■ OBJECTIVE
Below are some records. Say how many of their lines contain the string "sistema", and give nothing but the number.

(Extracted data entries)
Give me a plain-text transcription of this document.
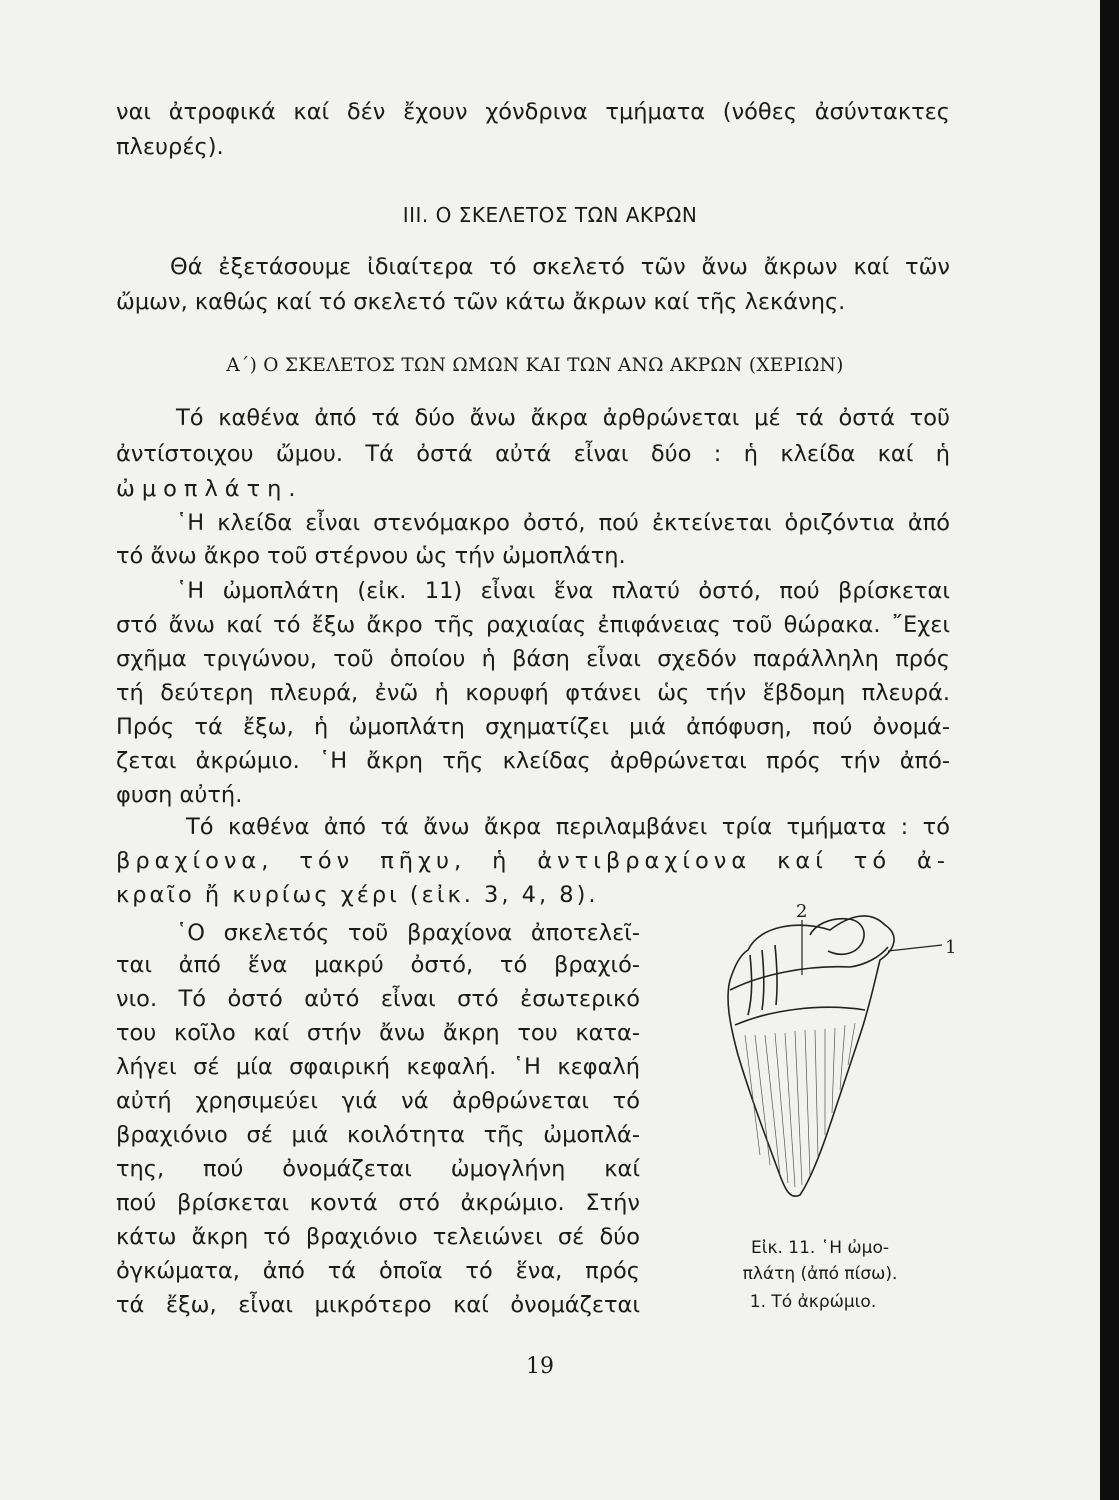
ναι ἀτροφικά καί δέν ἔχουν χόνδρινα τμήματα (νόθες ἀσύντακτες

πλευρές).

III. Ο ΣΚΕΛΕΤΟΣ ΤΩΝ ΑΚΡΩΝ

Θά ἐξετάσουμε ἰδιαίτερα τό σκελετό τῶν ἄνω ἄκρων καί τῶν

ὤμων, καθώς καί τό σκελετό τῶν κάτω ἄκρων καί τῆς λεκάνης.

Α΄) Ο ΣΚΕΛΕΤΟΣ ΤΩΝ ΩΜΩΝ ΚΑΙ ΤΩΝ ΑΝΩ ΑΚΡΩΝ (ΧΕΡΙΩΝ)

Τό καθένα ἀπό τά δύο ἄνω ἄκρα ἀρθρώνεται μέ τά ὀστά τοῦ

ἀντίστοιχου ὤμου. Τά ὀστά αὐτά εἶναι δύο : ἡ κλείδα καί ἡ

ὠμοπλάτη.

῾Η κλείδα εἶναι στενόμακρο ὀστό, πού ἐκτείνεται ὁριζόντια ἀπό

τό ἄνω ἄκρο τοῦ στέρνου ὡς τήν ὠμοπλάτη.

῾Η ὠμοπλάτη (εἰκ. 11) εἶναι ἕνα πλατύ ὀστό, πού βρίσκεται

στό ἄνω καί τό ἔξω ἄκρο τῆς ραχιαίας ἐπιφάνειας τοῦ θώρακα. ῎Εχει

σχῆμα τριγώνου, τοῦ ὁποίου ἡ βάση εἶναι σχεδόν παράλληλη πρός

τή δεύτερη πλευρά, ἐνῶ ἡ κορυφή φτάνει ὡς τήν ἕβδομη πλευρά.

Πρός τά ἔξω, ἡ ὠμοπλάτη σχηματίζει μιά ἀπόφυση, πού ὀνομά-

ζεται ἀκρώμιο. ῾Η ἄκρη τῆς κλείδας ἀρθρώνεται πρός τήν ἀπό-

φυση αὐτή.

Τό καθένα ἀπό τά ἄνω ἄκρα περιλαμβάνει τρία τμήματα : τό

βραχίονα, τόν πῆχυ, ἡ ἀντιβραχίονα καί τό ἀ-

κραῖο ἤ κυρίως χέρι (εἰκ. 3, 4, 8).

῾Ο σκελετός τοῦ βραχίονα ἀποτελεῖ-

ται ἀπό ἕνα μακρύ ὀστό, τό βραχιό-

νιο. Τό ὀστό αὐτό εἶναι στό ἐσωτερικό

του κοῖλο καί στήν ἄνω ἄκρη του κατα-

λήγει σέ μία σφαιρική κεφαλή. ῾Η κεφαλή

αὐτή χρησιμεύει γιά νά ἀρθρώνεται τό

βραχιόνιο σέ μιά κοιλότητα τῆς ὠμοπλά-

της, πού ὀνομάζεται ὠμογλήνη καί

πού βρίσκεται κοντά στό ἀκρώμιο. Στήν

κάτω ἄκρη τό βραχιόνιο τελειώνει σέ δύο

ὀγκώματα, ἀπό τά ὁποῖα τό ἕνα, πρός

τά ἔξω, εἶναι μικρότερο καί ὀνομάζεται

2
1

Εἰκ. 11. ῾Η ὠμο-

πλάτη (ἀπό πίσω).

1. Τό ἀκρώμιο.

19
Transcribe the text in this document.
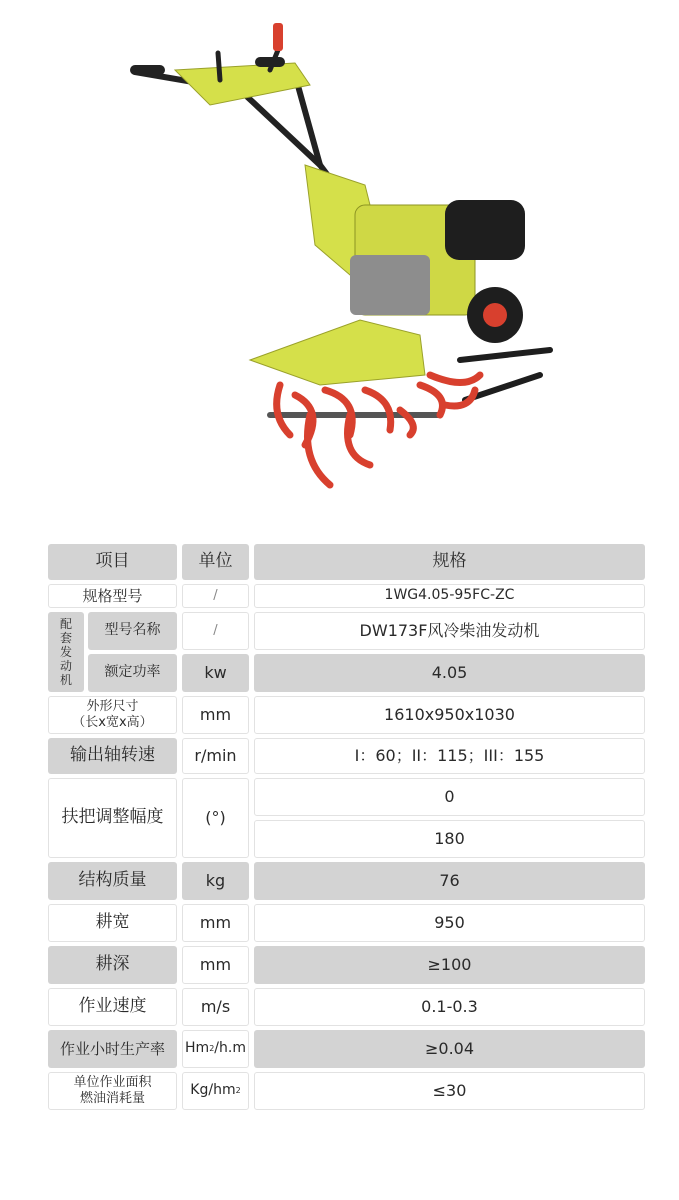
项目	单位	规格
规格型号	/	1WG4.05-95FC-ZC
配套发动机
型号名称	/	DW173F风冷柴油发动机
额定功率	kw	4.05
外形尺寸
（长x宽x高）	mm	1610x950x1030
输出轴转速	r/min	I：60；II：115；III：155
扶把调整幅度	(°)
0
180
结构质量	kg	76
耕宽	mm	950
耕深	mm	≥100
作业速度	m/s	0.1-0.3
作业小时生产率	Hm 2 /h.m	≥0.04
单位作业面积
燃油消耗量
Kg/hm 2	≤30
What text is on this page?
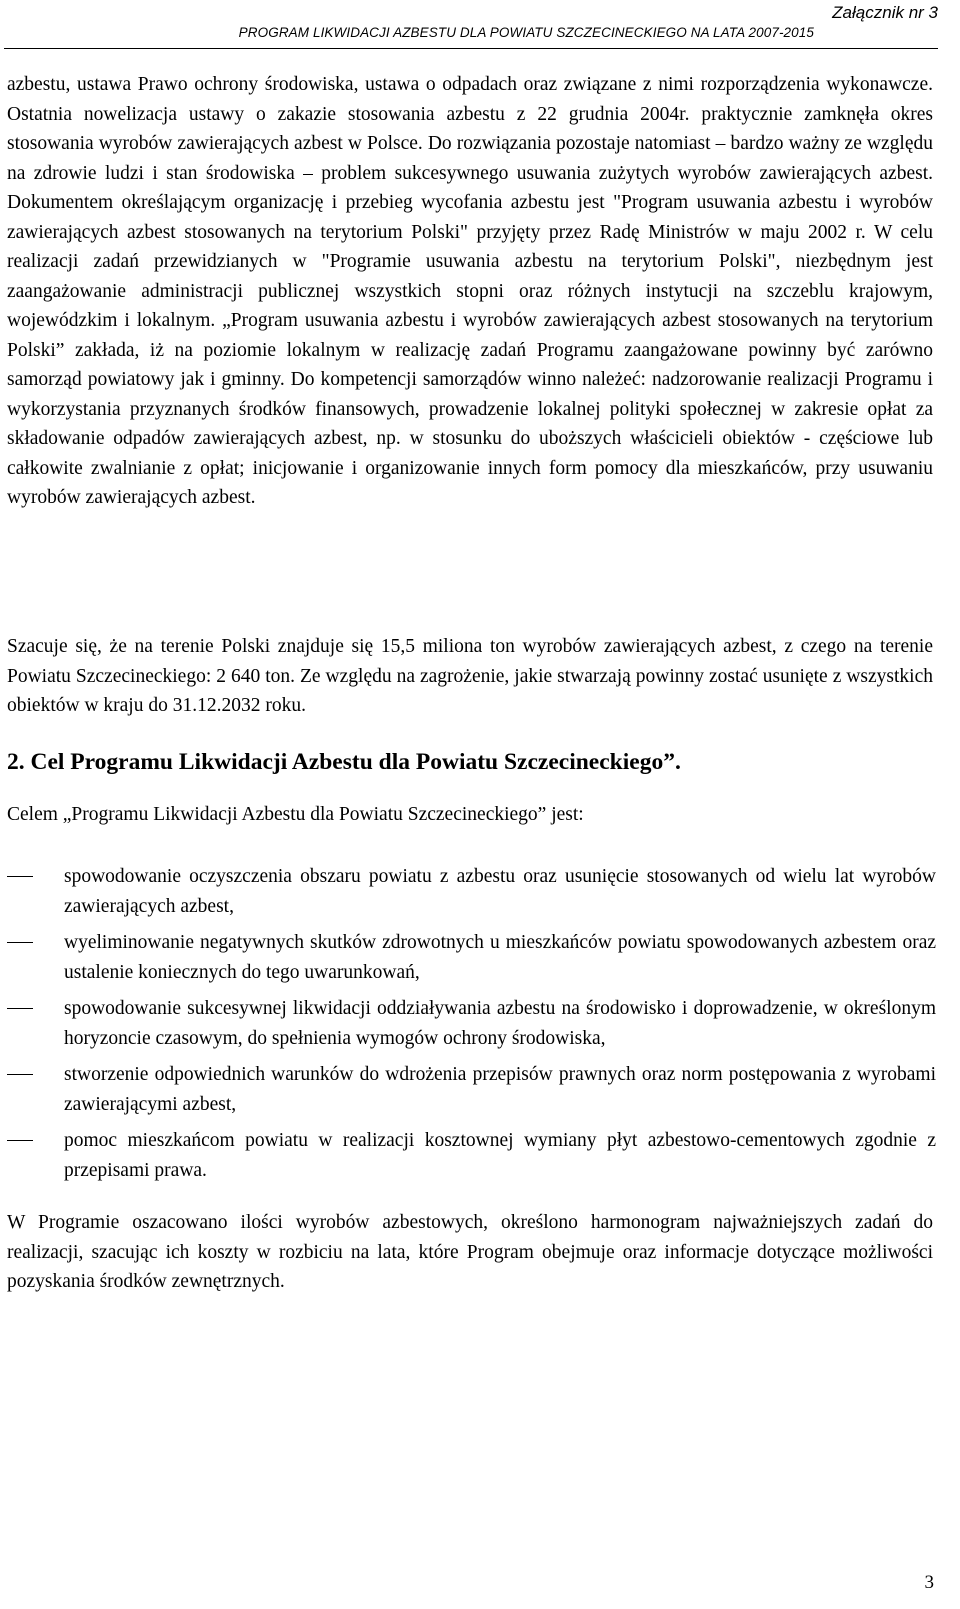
Załącznik nr 3
PROGRAM LIKWIDACJI AZBESTU DLA POWIATU SZCZECINECKIEGO NA LATA 2007-2015

azbestu, ustawa Prawo ochrony środowiska, ustawa o odpadach oraz związane z nimi rozporządzenia wykonawcze. Ostatnia nowelizacja ustawy o zakazie stosowania azbestu z 22 grudnia 2004r. praktycznie zamknęła okres stosowania wyrobów zawierających azbest w Polsce. Do rozwiązania pozostaje natomiast – bardzo ważny ze względu na zdrowie ludzi i stan środowiska – problem sukcesywnego usuwania zużytych wyrobów zawierających azbest. Dokumentem określającym organizację i przebieg wycofania azbestu jest "Program usuwania azbestu i wyrobów zawierających azbest stosowanych na terytorium Polski" przyjęty przez Radę Ministrów w maju 2002 r. W celu realizacji zadań przewidzianych w "Programie usuwania azbestu na terytorium Polski", niezbędnym jest zaangażowanie administracji publicznej wszystkich stopni oraz różnych instytucji na szczeblu krajowym, wojewódzkim i lokalnym. „Program usuwania azbestu i wyrobów zawierających azbest stosowanych na terytorium Polski” zakłada, iż na poziomie lokalnym w realizację zadań Programu zaangażowane powinny być zarówno samorząd powiatowy jak i gminny. Do kompetencji samorządów winno należeć: nadzorowanie realizacji Programu i wykorzystania przyznanych środków finansowych, prowadzenie lokalnej polityki społecznej w zakresie opłat za składowanie odpadów zawierających azbest, np. w stosunku do uboższych właścicieli obiektów - częściowe lub całkowite zwalnianie z opłat; inicjowanie i organizowanie innych form pomocy dla mieszkańców, przy usuwaniu wyrobów zawierających azbest.

Szacuje się, że na terenie Polski znajduje się 15,5 miliona ton wyrobów zawierających azbest, z czego na terenie Powiatu Szczecineckiego: 2 640 ton. Ze względu na zagrożenie, jakie stwarzają powinny zostać usunięte z wszystkich obiektów w kraju do 31.12.2032 roku.

2. Cel Programu Likwidacji Azbestu dla Powiatu Szczecineckiego”.

Celem „Programu Likwidacji Azbestu dla Powiatu Szczecineckiego” jest:

spowodowanie oczyszczenia obszaru powiatu z azbestu oraz usunięcie stosowanych od wielu lat wyrobów zawierających azbest,
wyeliminowanie negatywnych skutków zdrowotnych u mieszkańców powiatu spowodowanych azbestem oraz ustalenie koniecznych do tego uwarunkowań,
spowodowanie sukcesywnej likwidacji oddziaływania azbestu na środowisko i doprowadzenie, w określonym horyzoncie czasowym, do spełnienia wymogów ochrony środowiska,
stworzenie odpowiednich warunków do wdrożenia przepisów prawnych oraz norm postępowania z wyrobami zawierającymi azbest,
pomoc mieszkańcom powiatu w realizacji kosztownej wymiany płyt azbestowo-cementowych zgodnie z przepisami prawa.

W Programie oszacowano ilości wyrobów azbestowych, określono harmonogram najważniejszych zadań do realizacji, szacując ich koszty w rozbiciu na lata, które Program obejmuje oraz informacje dotyczące możliwości pozyskania środków zewnętrznych.

3
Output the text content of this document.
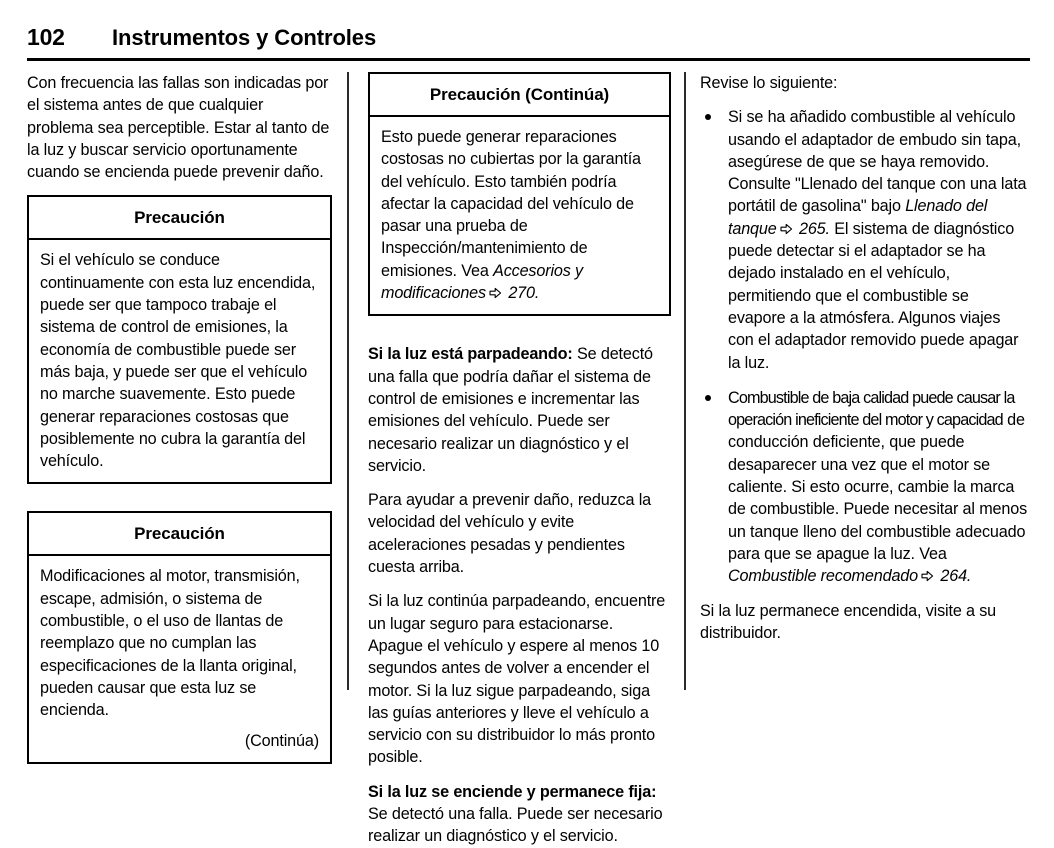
102	Instrumentos y Controles

Con frecuencia las fallas son indicadas por el sistema antes de que cualquier problema sea perceptible. Estar al tanto de la luz y buscar servicio oportunamente cuando se encienda puede prevenir daño.

Precaución

Si el vehículo se conduce continuamente con esta luz encendida, puede ser que tampoco trabaje el sistema de control de emisiones, la economía de combustible puede ser más baja, y puede ser que el vehículo no marche suavemente. Esto puede generar reparaciones costosas que posiblemente no cubra la garantía del vehículo.

Precaución

Modificaciones al motor, transmisión, escape, admisión, o sistema de combustible, o el uso de llantas de reemplazo que no cumplan las especificaciones de la llanta original, pueden causar que esta luz se encienda.

(Continúa)

Precaución (Continúa)

Esto puede generar reparaciones costosas no cubiertas por la garantía del vehículo. Esto también podría afectar la capacidad del vehículo de pasar una prueba de Inspección/mantenimiento de emisiones. Vea Accesorios y modificaciones
270.

Si la luz está parpadeando: Se detectó una falla que podría dañar el sistema de control de emisiones e incrementar las emisiones del vehículo. Puede ser necesario realizar un diagnóstico y el servicio.

Para ayudar a prevenir daño, reduzca la velocidad del vehículo y evite aceleraciones pesadas y pendientes cuesta arriba.

Si la luz continúa parpadeando, encuentre un lugar seguro para estacionarse. Apague el vehículo y espere al menos 10 segundos antes de volver a encender el motor. Si la luz sigue parpadeando, siga las guías anteriores y lleve el vehículo a servicio con su distribuidor lo más pronto posible.

Si la luz se enciende y permanece fija: Se detectó una falla. Puede ser necesario realizar un diagnóstico y el servicio.

Revise lo siguiente:

Si se ha añadido combustible al vehículo usando el adaptador de embudo sin tapa, asegúrese de que se haya removido. Consulte "Llenado del tanque con una lata portátil de gasolina" bajo Llenado del tanque
265. El sistema de diagnóstico puede detectar si el adaptador se ha dejado instalado en el vehículo, permitiendo que el combustible se evapore a la atmósfera. Algunos viajes con el adaptador removido puede apagar la luz.
Combustible de baja calidad puede causar la operación ineficiente del motor y capacidad de conducción deficiente, que puede desaparecer una vez que el motor se caliente. Si esto ocurre, cambie la marca de combustible. Puede necesitar al menos un tanque lleno del combustible adecuado para que se apague la luz. Vea Combustible recomendado
264.

Si la luz permanece encendida, visite a su distribuidor.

■ OUTPUT OF THE TASK
5